Work to do:
Reproduce each of the lines word for word.

Available records:
--

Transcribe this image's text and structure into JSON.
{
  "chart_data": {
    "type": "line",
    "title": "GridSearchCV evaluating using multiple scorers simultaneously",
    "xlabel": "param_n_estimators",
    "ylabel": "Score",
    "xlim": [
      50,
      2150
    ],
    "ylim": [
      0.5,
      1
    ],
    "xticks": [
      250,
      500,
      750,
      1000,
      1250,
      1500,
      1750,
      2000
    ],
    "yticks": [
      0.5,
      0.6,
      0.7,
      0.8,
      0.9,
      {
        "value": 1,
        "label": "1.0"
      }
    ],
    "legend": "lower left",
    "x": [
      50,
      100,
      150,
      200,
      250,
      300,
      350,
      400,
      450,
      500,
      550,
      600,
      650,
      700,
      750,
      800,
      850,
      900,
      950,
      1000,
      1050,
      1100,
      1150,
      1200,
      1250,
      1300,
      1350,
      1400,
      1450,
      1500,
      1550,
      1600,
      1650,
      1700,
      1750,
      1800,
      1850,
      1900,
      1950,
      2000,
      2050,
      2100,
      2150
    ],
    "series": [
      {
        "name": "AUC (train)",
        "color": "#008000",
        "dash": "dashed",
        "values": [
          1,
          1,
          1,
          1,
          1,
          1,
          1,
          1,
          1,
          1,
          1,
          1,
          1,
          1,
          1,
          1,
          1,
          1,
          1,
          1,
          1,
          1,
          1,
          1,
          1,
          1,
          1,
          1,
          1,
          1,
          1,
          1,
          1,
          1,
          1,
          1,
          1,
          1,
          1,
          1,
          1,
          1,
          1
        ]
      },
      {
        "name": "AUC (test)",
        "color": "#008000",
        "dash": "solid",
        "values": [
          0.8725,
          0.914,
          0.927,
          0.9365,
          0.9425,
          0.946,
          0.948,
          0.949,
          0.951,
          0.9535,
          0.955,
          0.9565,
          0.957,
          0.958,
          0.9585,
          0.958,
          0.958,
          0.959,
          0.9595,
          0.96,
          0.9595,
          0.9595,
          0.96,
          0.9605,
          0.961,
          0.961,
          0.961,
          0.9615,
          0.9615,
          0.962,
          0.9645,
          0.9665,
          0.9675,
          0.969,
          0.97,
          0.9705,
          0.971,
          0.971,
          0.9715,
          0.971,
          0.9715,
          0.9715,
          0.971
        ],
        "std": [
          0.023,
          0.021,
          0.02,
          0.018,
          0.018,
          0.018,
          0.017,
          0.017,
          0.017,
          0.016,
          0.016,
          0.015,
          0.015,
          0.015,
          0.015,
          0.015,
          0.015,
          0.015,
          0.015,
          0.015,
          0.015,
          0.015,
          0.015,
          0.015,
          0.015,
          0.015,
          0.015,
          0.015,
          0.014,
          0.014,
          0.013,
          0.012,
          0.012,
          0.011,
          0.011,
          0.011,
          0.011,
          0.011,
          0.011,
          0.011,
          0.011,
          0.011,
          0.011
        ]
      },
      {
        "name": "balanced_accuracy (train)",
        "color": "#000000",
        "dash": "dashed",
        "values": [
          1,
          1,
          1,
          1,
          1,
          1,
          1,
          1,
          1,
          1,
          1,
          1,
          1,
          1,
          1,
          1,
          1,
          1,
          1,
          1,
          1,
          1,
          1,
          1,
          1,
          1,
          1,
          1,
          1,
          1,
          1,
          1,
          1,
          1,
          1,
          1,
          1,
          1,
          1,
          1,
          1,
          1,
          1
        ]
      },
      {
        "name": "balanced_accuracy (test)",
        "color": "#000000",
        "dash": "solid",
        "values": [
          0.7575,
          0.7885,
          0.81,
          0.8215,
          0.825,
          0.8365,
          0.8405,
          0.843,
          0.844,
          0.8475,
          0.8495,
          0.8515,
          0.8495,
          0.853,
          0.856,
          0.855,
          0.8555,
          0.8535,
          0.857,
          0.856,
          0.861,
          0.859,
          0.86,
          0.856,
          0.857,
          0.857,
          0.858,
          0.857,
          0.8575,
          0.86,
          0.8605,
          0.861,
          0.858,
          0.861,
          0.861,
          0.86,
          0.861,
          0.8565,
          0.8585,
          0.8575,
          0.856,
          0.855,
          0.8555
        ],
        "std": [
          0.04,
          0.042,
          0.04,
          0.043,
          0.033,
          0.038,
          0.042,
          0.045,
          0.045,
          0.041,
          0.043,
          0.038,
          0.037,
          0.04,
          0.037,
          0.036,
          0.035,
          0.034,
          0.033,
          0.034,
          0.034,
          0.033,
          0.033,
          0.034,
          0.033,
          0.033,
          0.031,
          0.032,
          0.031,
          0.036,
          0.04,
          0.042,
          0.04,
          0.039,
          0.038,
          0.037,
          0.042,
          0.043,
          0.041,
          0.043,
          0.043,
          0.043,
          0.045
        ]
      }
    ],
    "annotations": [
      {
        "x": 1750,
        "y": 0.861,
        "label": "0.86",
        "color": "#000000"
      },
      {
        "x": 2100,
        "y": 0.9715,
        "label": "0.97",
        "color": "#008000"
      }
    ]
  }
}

--

Exercise result:
Transcribe this image's text and structure into JSON.
{
  "chart_data": {
    "type": "line",
    "title": "GridSearchCV evaluating using multiple scorers simultaneously",
    "xlabel": "param_n_estimators",
    "ylabel": "Score",
    "xlim": [
      50,
      2150
    ],
    "ylim": [
      0.5,
      1
    ],
    "xticks": [
      250,
      500,
      750,
      1000,
      1250,
      1500,
      1750,
      2000
    ],
    "yticks": [
      0.5,
      0.6,
      0.7,
      0.8,
      0.9,
      {
        "value": 1,
        "label": "1.0"
      }
    ],
    "legend": "lower left",
    "x": [
      50,
      100,
      150,
      200,
      250,
      300,
      350,
      400,
      450,
      500,
      550,
      600,
      650,
      700,
      750,
      800,
      850,
      900,
      950,
      1000,
      1050,
      1100,
      1150,
      1200,
      1250,
      1300,
      1350,
      1400,
      1450,
      1500,
      1550,
      1600,
      1650,
      1700,
      1750,
      1800,
      1850,
      1900,
      1950,
      2000,
      2050,
      2100,
      2150
    ],
    "series": [
      {
        "name": "AUC (train)",
        "color": "#008000",
        "dash": "dashed",
        "values": [
          1,
          1,
          1,
          1,
          1,
          1,
          1,
          1,
          1,
          1,
          1,
          1,
          1,
          1,
          1,
          1,
          1,
          1,
          1,
          1,
          1,
          1,
          1,
          1,
          1,
          1,
          1,
          1,
          1,
          1,
          1,
          1,
          1,
          1,
          1,
          1,
          1,
          1,
          1,
          1,
          1,
          1,
          1
        ]
      },
      {
        "name": "AUC (test)",
        "color": "#008000",
        "dash": "solid",
        "values": [
          0.8725,
          0.914,
          0.927,
          0.9365,
          0.9425,
          0.946,
          0.948,
          0.949,
          0.951,
          0.9535,
          0.955,
          0.9565,
          0.957,
          0.958,
          0.9585,
          0.958,
          0.958,
          0.959,
          0.9595,
          0.96,
          0.9595,
          0.9595,
          0.96,
          0.9605,
          0.961,
          0.961,
          0.961,
          0.9615,
          0.9615,
          0.962,
          0.9645,
          0.9665,
          0.9675,
          0.969,
          0.97,
          0.9705,
          0.971,
          0.971,
          0.9715,
          0.971,
          0.9715,
          0.9715,
          0.971
        ],
        "std": [
          0.023,
          0.021,
          0.02,
          0.018,
          0.018,
          0.018,
          0.017,
          0.017,
          0.017,
          0.016,
          0.016,
          0.015,
          0.015,
          0.015,
          0.015,
          0.015,
          0.015,
          0.015,
          0.015,
          0.015,
          0.015,
          0.015,
          0.015,
          0.015,
          0.015,
          0.015,
          0.015,
          0.015,
          0.014,
          0.014,
          0.013,
          0.012,
          0.012,
          0.011,
          0.011,
          0.011,
          0.011,
          0.011,
          0.011,
          0.011,
          0.011,
          0.011,
          0.011
        ]
      },
      {
        "name": "balanced_accuracy (train)",
        "color": "#000000",
        "dash": "dashed",
        "values": [
          1,
          1,
          1,
          1,
          1,
          1,
          1,
          1,
          1,
          1,
          1,
          1,
          1,
          1,
          1,
          1,
          1,
          1,
          1,
          1,
          1,
          1,
          1,
          1,
          1,
          1,
          1,
          1,
          1,
          1,
          1,
          1,
          1,
          1,
          1,
          1,
          1,
          1,
          1,
          1,
          1,
          1,
          1
        ]
      },
      {
        "name": "balanced_accuracy (test)",
        "color": "#000000",
        "dash": "solid",
        "values": [
          0.7575,
          0.7885,
          0.81,
          0.8215,
          0.825,
          0.8365,
          0.8405,
          0.843,
          0.844,
          0.8475,
          0.8495,
          0.8515,
          0.8495,
          0.853,
          0.856,
          0.855,
          0.8555,
          0.8535,
          0.857,
          0.856,
          0.861,
          0.859,
          0.86,
          0.856,
          0.857,
          0.857,
          0.858,
          0.857,
          0.8575,
          0.86,
          0.8605,
          0.861,
          0.858,
          0.861,
          0.861,
          0.86,
          0.861,
          0.8565,
          0.8585,
          0.8575,
          0.856,
          0.855,
          0.8555
        ],
        "std": [
          0.04,
          0.042,
          0.04,
          0.043,
          0.033,
          0.038,
          0.042,
          0.045,
          0.045,
          0.041,
          0.043,
          0.038,
          0.037,
          0.04,
          0.037,
          0.036,
          0.035,
          0.034,
          0.033,
          0.034,
          0.034,
          0.033,
          0.033,
          0.034,
          0.033,
          0.033,
          0.031,
          0.032,
          0.031,
          0.036,
          0.04,
          0.042,
          0.04,
          0.039,
          0.038,
          0.037,
          0.042,
          0.043,
          0.041,
          0.043,
          0.043,
          0.043,
          0.045
        ]
      }
    ],
    "annotations": [
      {
        "x": 1750,
        "y": 0.861,
        "label": "0.86",
        "color": "#000000"
      },
      {
        "x": 2100,
        "y": 0.9715,
        "label": "0.97",
        "color": "#008000"
      }
    ]
  }
}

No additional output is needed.